Exercise brief: Show all lines of the listing that hold the word "ὁποῖον".

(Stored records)
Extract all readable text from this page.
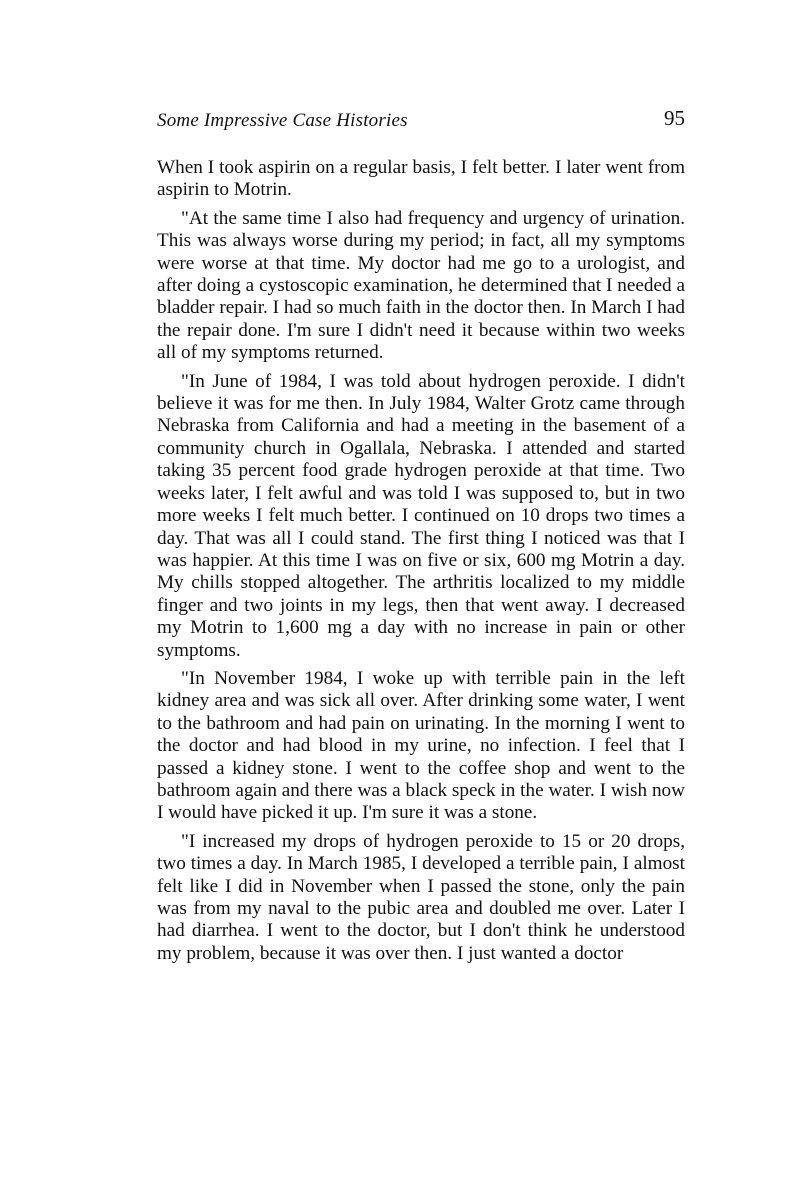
Some Impressive Case Histories	95

When I took aspirin on a regular basis, I felt better. I later went from aspirin to Motrin.

"At the same time I also had frequency and urgency of urination. This was always worse during my period; in fact, all my symptoms were worse at that time. My doctor had me go to a urologist, and after doing a cystoscopic examination, he determined that I needed a bladder repair. I had so much faith in the doctor then. In March I had the repair done. I'm sure I didn't need it because within two weeks all of my symptoms returned.

"In June of 1984, I was told about hydrogen peroxide. I didn't believe it was for me then. In July 1984, Walter Grotz came through Nebraska from California and had a meeting in the basement of a community church in Ogallala, Nebraska. I attended and started taking 35 percent food grade hydrogen peroxide at that time. Two weeks later, I felt awful and was told I was supposed to, but in two more weeks I felt much better. I continued on 10 drops two times a day. That was all I could stand. The first thing I noticed was that I was happier. At this time I was on five or six, 600 mg Motrin a day. My chills stopped altogether. The arthritis localized to my middle finger and two joints in my legs, then that went away. I decreased my Motrin to 1,600 mg a day with no increase in pain or other symptoms.

"In November 1984, I woke up with terrible pain in the left kidney area and was sick all over. After drinking some water, I went to the bathroom and had pain on urinating. In the morning I went to the doctor and had blood in my urine, no infection. I feel that I passed a kidney stone. I went to the coffee shop and went to the bathroom again and there was a black speck in the water. I wish now I would have picked it up. I'm sure it was a stone.

"I increased my drops of hydrogen peroxide to 15 or 20 drops, two times a day. In March 1985, I developed a terrible pain, I almost felt like I did in November when I passed the stone, only the pain was from my naval to the pubic area and doubled me over. Later I had diarrhea. I went to the doctor, but I don't think he understood my problem, because it was over then. I just wanted a doctor
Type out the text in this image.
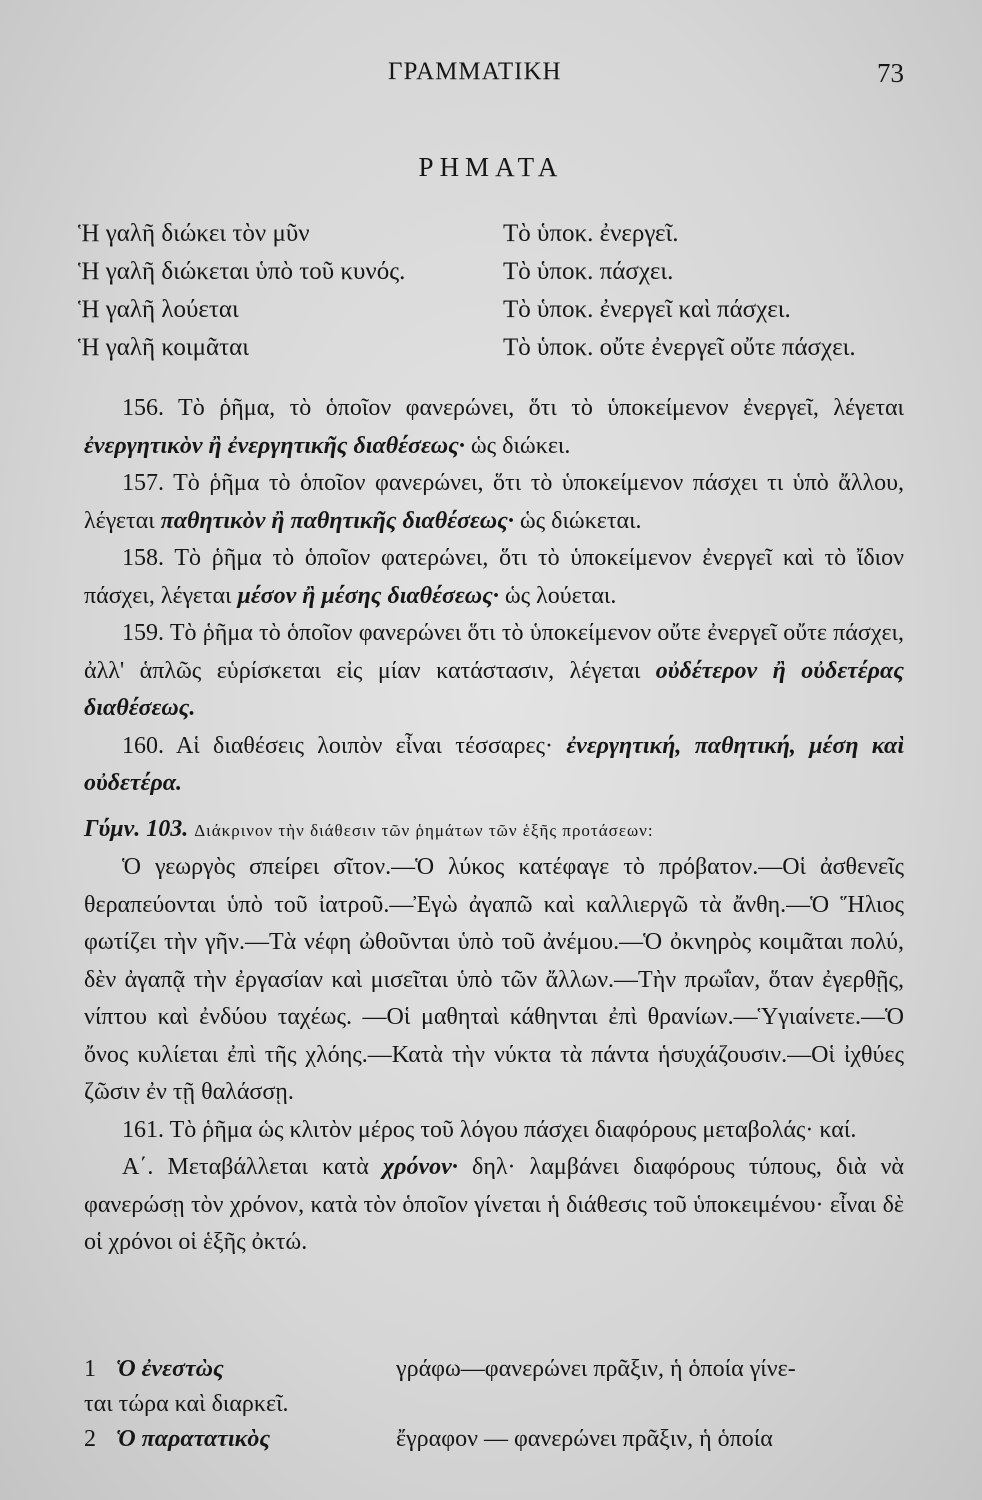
ΓΡΑΜΜΑΤΙΚΗ	73
ΡΗΜΑΤΑ
Ἡ γαλῆ διώκει τὸν μῦν	Τὸ ὑποκ. ἐνεργεῖ.
Ἡ γαλῆ διώκεται ὑπὸ τοῦ κυνός.	Τὸ ὑποκ. πάσχει.
Ἡ γαλῆ λούεται	Τὸ ὑποκ. ἐνεργεῖ καὶ πάσχει.
Ἡ γαλῆ κοιμᾶται	Τὸ ὑποκ. οὔτε ἐνεργεῖ οὔτε πάσχει.

156. Τὸ ῥῆμα, τὸ ὁποῖον φανερώνει, ὅτι τὸ ὑποκείμενον ἐνεργεῖ, λέγεται ἐνεργητικὸν ἢ ἐνεργητικῆς διαθέσεως· ὡς διώκει.

157. Τὸ ῥῆμα τὸ ὁποῖον φανερώνει, ὅτι τὸ ὑποκείμενον πάσχει τι ὑπὸ ἄλλου, λέγεται παθητικὸν ἢ παθητικῆς διαθέσεως· ὡς διώκεται.

158. Τὸ ῥῆμα τὸ ὁποῖον φατερώνει, ὅτι τὸ ὑποκείμενον ἐνεργεῖ καὶ τὸ ἴδιον πάσχει, λέγεται μέσον ἢ μέσης διαθέσεως· ὡς λούεται.

159. Τὸ ῥῆμα τὸ ὁποῖον φανερώνει ὅτι τὸ ὑποκείμενον οὔτε ἐνεργεῖ οὔτε πάσχει, ἀλλ' ἁπλῶς εὑρίσκεται εἰς μίαν κατάστασιν, λέγεται οὐδέτερον ἢ οὐδετέρας διαθέσεως.

160. Αἱ διαθέσεις λοιπὸν εἶναι τέσσαρες· ἐνεργητική, παθητική, μέση καὶ οὐδετέρα.

Γύμν. 103. Διάκρινον τὴν διάθεσιν τῶν ῥημάτων τῶν ἑξῆς προτάσεων:

Ὁ γεωργὸς σπείρει σῖτον.—Ὁ λύκος κατέφαγε τὸ πρόβατον.—Οἱ ἀσθενεῖς θεραπεύονται ὑπὸ τοῦ ἰατροῦ.—Ἐγὼ ἀγαπῶ καὶ καλλιεργῶ τὰ ἄνθη.—Ὁ Ἥλιος φωτίζει τὴν γῆν.—Τὰ νέφη ὠθοῦνται ὑπὸ τοῦ ἀνέμου.—Ὁ ὀκνηρὸς κοιμᾶται πολύ, δὲν ἀγαπᾷ τὴν ἐργασίαν καὶ μισεῖται ὑπὸ τῶν ἄλλων.—Τὴν πρωΐαν, ὅταν ἐγερθῇς, νίπτου καὶ ἐνδύου ταχέως. —Οἱ μαθηταὶ κάθηνται ἐπὶ θρανίων.—Ὑγιαίνετε.—Ὁ ὄνος κυλίεται ἐπὶ τῆς χλόης.—Κατὰ τὴν νύκτα τὰ πάντα ἡσυχάζουσιν.—Οἱ ἰχθύες ζῶσιν ἐν τῇ θαλάσσῃ.

161. Τὸ ῥῆμα ὡς κλιτὸν μέρος τοῦ λόγου πάσχει διαφόρους μεταβολάς· καί.

Α΄. Μεταβάλλεται κατὰ χρόνον· δηλ· λαμβάνει διαφόρους τύπους, διὰ νὰ φανερώσῃ τὸν χρόνον, κατὰ τὸν ὁποῖον γίνεται ἡ διάθεσις τοῦ ὑποκειμένου· εἶναι δὲ οἱ χρόνοι οἱ ἑξῆς ὀκτώ.

1 Ὁ ἐνεστὼς	γράφω—φανερώνει πρᾶξιν, ἡ ὁποία γίνε-
ται τώρα καὶ διαρκεῖ.
2 Ὁ παρατατικὸς	ἔγραφον — φανερώνει πρᾶξιν, ἡ ὁποία
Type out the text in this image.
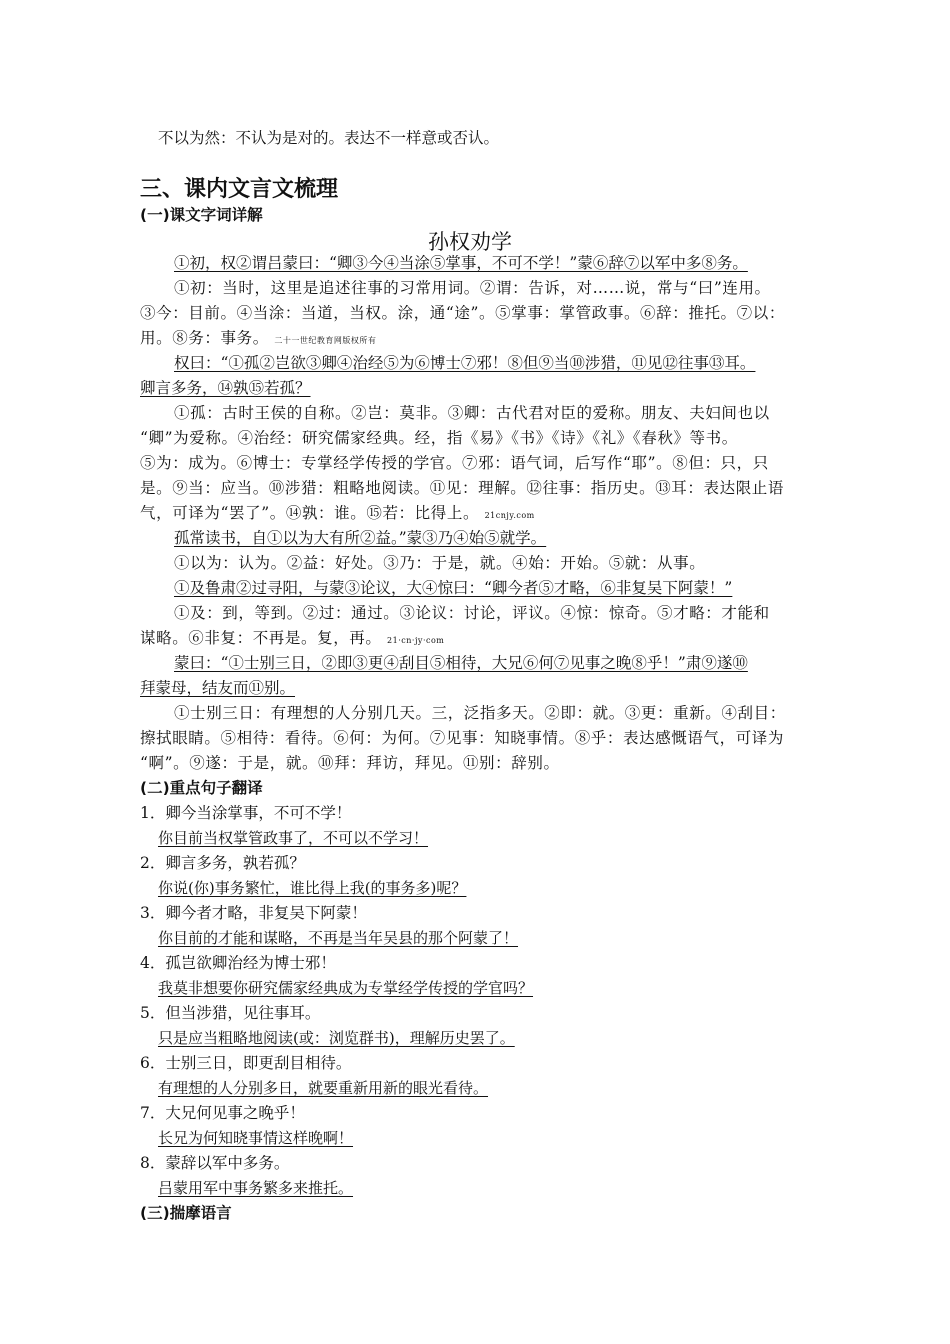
不以为然：不认为是对的。表达不一样意或否认。
三、课内文言文梳理
(一)课文字词详解
孙权劝学
①初，权②谓吕蒙曰：“卿③今④当涂⑤掌事，不可不学！”蒙⑥辞⑦以军中多⑧务。
①初：当时，这里是追述往事的习常用词。②谓：告诉，对……说，常与“曰”连用。
③今：目前。④当涂：当道，当权。涂，通“途”。⑤掌事：掌管政事。⑥辞：推托。⑦以：
用。⑧务：事务。 二十一世纪教育网版权所有
权曰：“①孤②岂欲③卿④治经⑤为⑥博士⑦邪！⑧但⑨当⑩涉猎，⑪见⑫往事⑬耳。
卿言多务，⑭孰⑮若孤？
①孤：古时王侯的自称。②岂：莫非。③卿：古代君对臣的爱称。朋友、夫妇间也以
“卿”为爱称。④治经：研究儒家经典。经，指《易》《书》《诗》《礼》《春秋》等书。
⑤为：成为。⑥博士：专掌经学传授的学官。⑦邪：语气词，后写作“耶”。⑧但：只，只
是。⑨当：应当。⑩涉猎：粗略地阅读。⑪见：理解。⑫往事：指历史。⑬耳：表达限止语
气，可译为“罢了”。⑭孰：谁。⑮若：比得上。 21cnjy.com
孤常读书，自①以为大有所②益。”蒙③乃④始⑤就学。
①以为：认为。②益：好处。③乃：于是，就。④始：开始。⑤就：从事。
①及鲁肃②过寻阳，与蒙③论议，大④惊曰：“卿今者⑤才略，⑥非复吴下阿蒙！”
①及：到，等到。②过：通过。③论议：讨论，评议。④惊：惊奇。⑤才略：才能和
谋略。⑥非复：不再是。复，再。 21·cn·jy·com
蒙曰：“①士别三日，②即③更④刮目⑤相待，大兄⑥何⑦见事之晚⑧乎！”肃⑨遂⑩
拜蒙母，结友而⑪别。
①士别三日：有理想的人分别几天。三，泛指多天。②即：就。③更：重新。④刮目：
擦拭眼睛。⑤相待：看待。⑥何：为何。⑦见事：知晓事情。⑧乎：表达感慨语气，可译为
“啊”。⑨遂：于是，就。⑩拜：拜访，拜见。⑪别：辞别。
(二)重点句子翻译
1．卿今当涂掌事，不可不学！
你目前当权掌管政事了，不可以不学习！
2．卿言多务，孰若孤？
你说(你)事务繁忙，谁比得上我(的事务多)呢？
3．卿今者才略，非复吴下阿蒙！
你目前的才能和谋略，不再是当年吴县的那个阿蒙了！
4．孤岂欲卿治经为博士邪！
我莫非想要你研究儒家经典成为专掌经学传授的学官吗？
5．但当涉猎，见往事耳。
只是应当粗略地阅读(或：浏览群书)，理解历史罢了。
6．士别三日，即更刮目相待。
有理想的人分别多日，就要重新用新的眼光看待。
7．大兄何见事之晚乎！
长兄为何知晓事情这样晚啊！
8．蒙辞以军中多务。
吕蒙用军中事务繁多来推托。
(三)揣摩语言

Output below:
156. Τὸ ῥῆμα, τὸ ὁποῖον φανερώνει, ὅτι τὸ ὑποκείμενον ἐνεργεῖ, λέγεται ἐνεργητικὸν ἢ ἐνεργητικῆς διαθέσεως· ὡς διώκει.
157. Τὸ ῥῆμα τὸ ὁποῖον φανερώνει, ὅτι τὸ ὑποκείμενον πάσχει τι ὑπὸ ἄλλου, λέγεται παθητικὸν ἢ παθητικῆς διαθέσεως· ὡς διώκεται.
158. Τὸ ῥῆμα τὸ ὁποῖον φατερώνει, ὅτι τὸ ὑποκείμενον ἐνεργεῖ καὶ τὸ ἴδιον πάσχει, λέγεται μέσον ἢ μέσης διαθέσεως· ὡς λούεται.
159. Τὸ ῥῆμα τὸ ὁποῖον φανερώνει ὅτι τὸ ὑποκείμενον οὔτε ἐνεργεῖ οὔτε πάσχει, ἀλλ' ἁπλῶς εὑρίσκεται εἰς μίαν κατάστασιν, λέγεται οὐδέτερον ἢ οὐδετέρας διαθέσεως.
Α΄. Μεταβάλλεται κατὰ χρόνον· δηλ· λαμβάνει διαφόρους τύπους, διὰ νὰ φανερώσῃ τὸν χρόνον, κατὰ τὸν ὁποῖον γίνεται ἡ διάθεσις τοῦ ὑποκειμένου· εἶναι δὲ οἱ χρόνοι οἱ ἑξῆς ὀκτώ.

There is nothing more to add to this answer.